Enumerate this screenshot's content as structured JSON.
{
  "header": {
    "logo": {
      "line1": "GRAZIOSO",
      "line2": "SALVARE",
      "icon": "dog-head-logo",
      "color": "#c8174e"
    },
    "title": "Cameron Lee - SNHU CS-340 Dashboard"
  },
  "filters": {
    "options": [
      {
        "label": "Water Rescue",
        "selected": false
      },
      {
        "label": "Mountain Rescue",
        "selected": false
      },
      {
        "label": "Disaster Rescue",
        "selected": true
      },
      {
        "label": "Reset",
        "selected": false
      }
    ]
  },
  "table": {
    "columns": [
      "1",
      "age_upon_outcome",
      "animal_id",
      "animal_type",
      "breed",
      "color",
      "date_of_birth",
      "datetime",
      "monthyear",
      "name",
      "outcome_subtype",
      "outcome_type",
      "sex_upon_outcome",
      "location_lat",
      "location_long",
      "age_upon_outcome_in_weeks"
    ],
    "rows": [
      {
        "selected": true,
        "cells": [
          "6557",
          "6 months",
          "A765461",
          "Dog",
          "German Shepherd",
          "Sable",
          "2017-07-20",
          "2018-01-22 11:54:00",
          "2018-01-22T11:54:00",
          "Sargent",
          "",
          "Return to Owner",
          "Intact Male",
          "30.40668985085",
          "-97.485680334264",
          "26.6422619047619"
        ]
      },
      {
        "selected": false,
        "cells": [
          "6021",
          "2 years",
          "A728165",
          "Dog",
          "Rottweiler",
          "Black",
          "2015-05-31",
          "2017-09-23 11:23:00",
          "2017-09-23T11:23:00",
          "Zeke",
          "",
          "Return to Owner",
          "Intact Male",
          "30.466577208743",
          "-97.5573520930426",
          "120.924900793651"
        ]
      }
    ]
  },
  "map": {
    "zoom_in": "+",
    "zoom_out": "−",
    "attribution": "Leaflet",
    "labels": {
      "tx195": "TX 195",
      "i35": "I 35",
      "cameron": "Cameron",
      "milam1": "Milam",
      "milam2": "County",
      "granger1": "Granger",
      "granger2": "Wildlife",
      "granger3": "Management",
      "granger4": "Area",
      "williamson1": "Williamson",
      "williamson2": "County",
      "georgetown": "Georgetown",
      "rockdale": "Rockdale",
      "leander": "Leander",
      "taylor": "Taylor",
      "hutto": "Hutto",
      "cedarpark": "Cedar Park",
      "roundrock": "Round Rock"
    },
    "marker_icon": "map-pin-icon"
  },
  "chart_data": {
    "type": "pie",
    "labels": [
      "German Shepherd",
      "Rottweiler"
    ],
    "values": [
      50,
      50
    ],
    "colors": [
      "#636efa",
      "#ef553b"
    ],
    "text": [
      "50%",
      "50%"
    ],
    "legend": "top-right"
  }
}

######

# EXERCISE
Recopy all the lines exactly as they appear.

# EXERCISE ANSWER
Enumerate this screenshot's content as structured JSON.
{
  "header": {
    "logo": {
      "line1": "GRAZIOSO",
      "line2": "SALVARE",
      "icon": "dog-head-logo",
      "color": "#c8174e"
    },
    "title": "Cameron Lee - SNHU CS-340 Dashboard"
  },
  "filters": {
    "options": [
      {
        "label": "Water Rescue",
        "selected": false
      },
      {
        "label": "Mountain Rescue",
        "selected": false
      },
      {
        "label": "Disaster Rescue",
        "selected": true
      },
      {
        "label": "Reset",
        "selected": false
      }
    ]
  },
  "table": {
    "columns": [
      "1",
      "age_upon_outcome",
      "animal_id",
      "animal_type",
      "breed",
      "color",
      "date_of_birth",
      "datetime",
      "monthyear",
      "name",
      "outcome_subtype",
      "outcome_type",
      "sex_upon_outcome",
      "location_lat",
      "location_long",
      "age_upon_outcome_in_weeks"
    ],
    "rows": [
      {
        "selected": true,
        "cells": [
          "6557",
          "6 months",
          "A765461",
          "Dog",
          "German Shepherd",
          "Sable",
          "2017-07-20",
          "2018-01-22 11:54:00",
          "2018-01-22T11:54:00",
          "Sargent",
          "",
          "Return to Owner",
          "Intact Male",
          "30.40668985085",
          "-97.485680334264",
          "26.6422619047619"
        ]
      },
      {
        "selected": false,
        "cells": [
          "6021",
          "2 years",
          "A728165",
          "Dog",
          "Rottweiler",
          "Black",
          "2015-05-31",
          "2017-09-23 11:23:00",
          "2017-09-23T11:23:00",
          "Zeke",
          "",
          "Return to Owner",
          "Intact Male",
          "30.466577208743",
          "-97.5573520930426",
          "120.924900793651"
        ]
      }
    ]
  },
  "map": {
    "zoom_in": "+",
    "zoom_out": "−",
    "attribution": "Leaflet",
    "labels": {
      "tx195": "TX 195",
      "i35": "I 35",
      "cameron": "Cameron",
      "milam1": "Milam",
      "milam2": "County",
      "granger1": "Granger",
      "granger2": "Wildlife",
      "granger3": "Management",
      "granger4": "Area",
      "williamson1": "Williamson",
      "williamson2": "County",
      "georgetown": "Georgetown",
      "rockdale": "Rockdale",
      "leander": "Leander",
      "taylor": "Taylor",
      "hutto": "Hutto",
      "cedarpark": "Cedar Park",
      "roundrock": "Round Rock"
    },
    "marker_icon": "map-pin-icon"
  },
  "chart_data": {
    "type": "pie",
    "labels": [
      "German Shepherd",
      "Rottweiler"
    ],
    "values": [
      50,
      50
    ],
    "colors": [
      "#636efa",
      "#ef553b"
    ],
    "text": [
      "50%",
      "50%"
    ],
    "legend": "top-right"
  }
}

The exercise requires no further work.